* TASK SET
1 – Decide whether each statement agrees with the iron supplement passage. For each, answer yes or no and quote the words of the passage that settle it.
(a) Cancer cells often need a lot of iron.
(b) Normal cells show high expression of TFR1.
(c) Iron supplementation is appropriate for bone marrow specific anemia.
2 – List every protein that the iron supplement passage names by abbreviation.

*** Opening PASSAGE ***

Many commercially available iron supplements can act in a pro-oxidant fashion for a variety of reasons. 

As mentioned above, the majority of iron supplements on the market are of the iron isolate form. Iron isolates often remain unabsorbed and hence may be available to participate in Fenton-driven free radical generation.14 Standard iron supplementation can actually induce oxidative damage and promote cardiovascular disease15,16 and cancer growth, especially when taken in higher doses in an oxidative environment, such as in a patient receiving chemotherapy and/or radiation therapy.17-20

Recent studies have also shown that iron plays a role in the tumor microenvironment and in metastasis.18,19 Iron also has the potential to promote cancer cell proliferation, because it contributes to DNA synthesis. Cancer cells often have a high iron requirement for this reason. Mounting evidence indicates that changes in iron metabolism-related proteins contribute to tumor initiation and growth. Additionally, authors of a recent review suggest that iron intake may have different effects on breast cancer risk according to menopausal and hormone receptor status, as well as genotypes affecting antioxidant capacity.20

Iron metabolism in normal and cancer cell. (A) The expression of iron uptake proteins, such as TFR1, TFR2 and DMT1 are low, and the expression of iron export protein FPN is high in normal cells, resulting in a low level of labile iron; (B) By contrast, some cancer cells often have elevated TFR1, TFR2 and LCN2 as well as low FPN expression. Therefore, these cancer cells can increase intracellular iron to maintain the high demand for iron.18

An iron-loading phenotype of cancer cells is linked to accelerated tumor progression.19-25

Blanket Recommendations and Self-prescribed Iron Supplementation is Problematic

Anemia is extremely common and occurs in ~40–70% of cancer patients.26,27 Anemia is also a crucial indicator of cancer risk,28, and iron deficiency anemia is the most significant contributor, accounting for 50% of all causes of anemia.24 A systematic literature review of reports from 1966 through 2003 identified the prevalence of anemia in specific cancers and assessed the impact of anemia on survival and quality of life. Patients with anemia had poorer survival and local tumor control than did their non-anemic counterparts in 15 of 18 studies. 29  

When a person presents with iron specific anemia, I recommend only naturized iron supplementation. Furthermore, iron supplementation is only necessary when a person presents with iron specific anemia. Iron supplementation should not be used to treat bone marrow specific anemia, as it provides no direct benefit for this condition.

*** Closing PASSAGE ***
*** Opening GIVEN INFORMATION ***

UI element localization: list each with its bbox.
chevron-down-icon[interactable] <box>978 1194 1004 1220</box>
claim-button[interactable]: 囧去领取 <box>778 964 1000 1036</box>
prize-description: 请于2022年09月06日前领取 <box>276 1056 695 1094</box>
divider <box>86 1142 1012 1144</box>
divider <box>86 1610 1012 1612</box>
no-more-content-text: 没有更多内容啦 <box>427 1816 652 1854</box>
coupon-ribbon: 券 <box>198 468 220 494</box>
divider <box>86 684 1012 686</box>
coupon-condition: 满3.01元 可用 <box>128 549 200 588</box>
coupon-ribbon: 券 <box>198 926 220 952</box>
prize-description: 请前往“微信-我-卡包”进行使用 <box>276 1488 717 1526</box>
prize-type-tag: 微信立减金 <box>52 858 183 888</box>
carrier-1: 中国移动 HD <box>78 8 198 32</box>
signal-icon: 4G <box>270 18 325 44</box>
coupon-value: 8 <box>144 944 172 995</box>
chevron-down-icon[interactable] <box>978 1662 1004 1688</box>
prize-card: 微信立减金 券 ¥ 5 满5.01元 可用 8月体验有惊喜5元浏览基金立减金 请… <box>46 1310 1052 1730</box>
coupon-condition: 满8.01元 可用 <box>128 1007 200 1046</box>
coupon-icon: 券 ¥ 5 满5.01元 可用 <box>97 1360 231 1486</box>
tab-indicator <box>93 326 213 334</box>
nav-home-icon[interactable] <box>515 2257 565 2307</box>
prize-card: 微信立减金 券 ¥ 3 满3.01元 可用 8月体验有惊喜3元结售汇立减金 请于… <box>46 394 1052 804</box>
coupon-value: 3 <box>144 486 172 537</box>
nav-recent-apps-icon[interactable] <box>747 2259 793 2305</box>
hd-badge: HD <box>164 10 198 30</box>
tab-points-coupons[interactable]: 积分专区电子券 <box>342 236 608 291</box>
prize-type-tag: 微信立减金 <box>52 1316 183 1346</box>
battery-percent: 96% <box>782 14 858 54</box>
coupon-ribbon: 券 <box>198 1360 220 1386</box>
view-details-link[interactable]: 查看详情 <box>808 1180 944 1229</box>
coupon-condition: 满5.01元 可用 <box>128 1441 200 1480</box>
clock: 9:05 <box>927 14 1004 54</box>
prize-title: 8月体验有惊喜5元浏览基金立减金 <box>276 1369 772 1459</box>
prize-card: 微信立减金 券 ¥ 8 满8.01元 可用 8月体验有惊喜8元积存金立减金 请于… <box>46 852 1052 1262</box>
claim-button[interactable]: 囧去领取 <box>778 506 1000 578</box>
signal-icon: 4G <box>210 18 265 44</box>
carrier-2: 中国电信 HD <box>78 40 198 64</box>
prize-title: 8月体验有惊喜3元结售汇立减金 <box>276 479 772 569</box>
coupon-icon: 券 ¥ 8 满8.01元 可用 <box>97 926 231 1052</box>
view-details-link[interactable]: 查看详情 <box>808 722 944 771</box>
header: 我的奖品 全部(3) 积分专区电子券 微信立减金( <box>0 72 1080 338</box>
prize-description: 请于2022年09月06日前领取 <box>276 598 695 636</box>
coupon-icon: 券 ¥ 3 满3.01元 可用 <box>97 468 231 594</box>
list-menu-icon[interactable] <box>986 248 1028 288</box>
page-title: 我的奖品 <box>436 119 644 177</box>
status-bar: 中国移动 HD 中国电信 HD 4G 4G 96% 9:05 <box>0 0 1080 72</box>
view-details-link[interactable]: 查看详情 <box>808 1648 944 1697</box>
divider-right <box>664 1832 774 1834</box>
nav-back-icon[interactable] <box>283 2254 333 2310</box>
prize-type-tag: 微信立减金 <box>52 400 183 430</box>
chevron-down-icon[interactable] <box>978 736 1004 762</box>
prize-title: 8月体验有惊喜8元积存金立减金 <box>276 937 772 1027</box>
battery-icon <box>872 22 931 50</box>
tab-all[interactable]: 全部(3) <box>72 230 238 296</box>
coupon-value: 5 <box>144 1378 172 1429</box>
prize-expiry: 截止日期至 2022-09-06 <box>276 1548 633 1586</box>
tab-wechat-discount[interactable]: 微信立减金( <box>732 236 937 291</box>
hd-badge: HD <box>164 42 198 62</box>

*** Closing GIVEN INFORMATION ***

* RESPONSES FOR EACH TASK
1 –
(a) Yes: "Cancer cells often have a high iron requirement for this reason."
(b) No: "The expression of iron uptake proteins, such as TFR1, TFR2 and DMT1 are low"
(c) No: "Iron supplementation should not be used to treat bone marrow specific anemia"

2 – TFR1, TFR2, DMT1, FPN, LCN2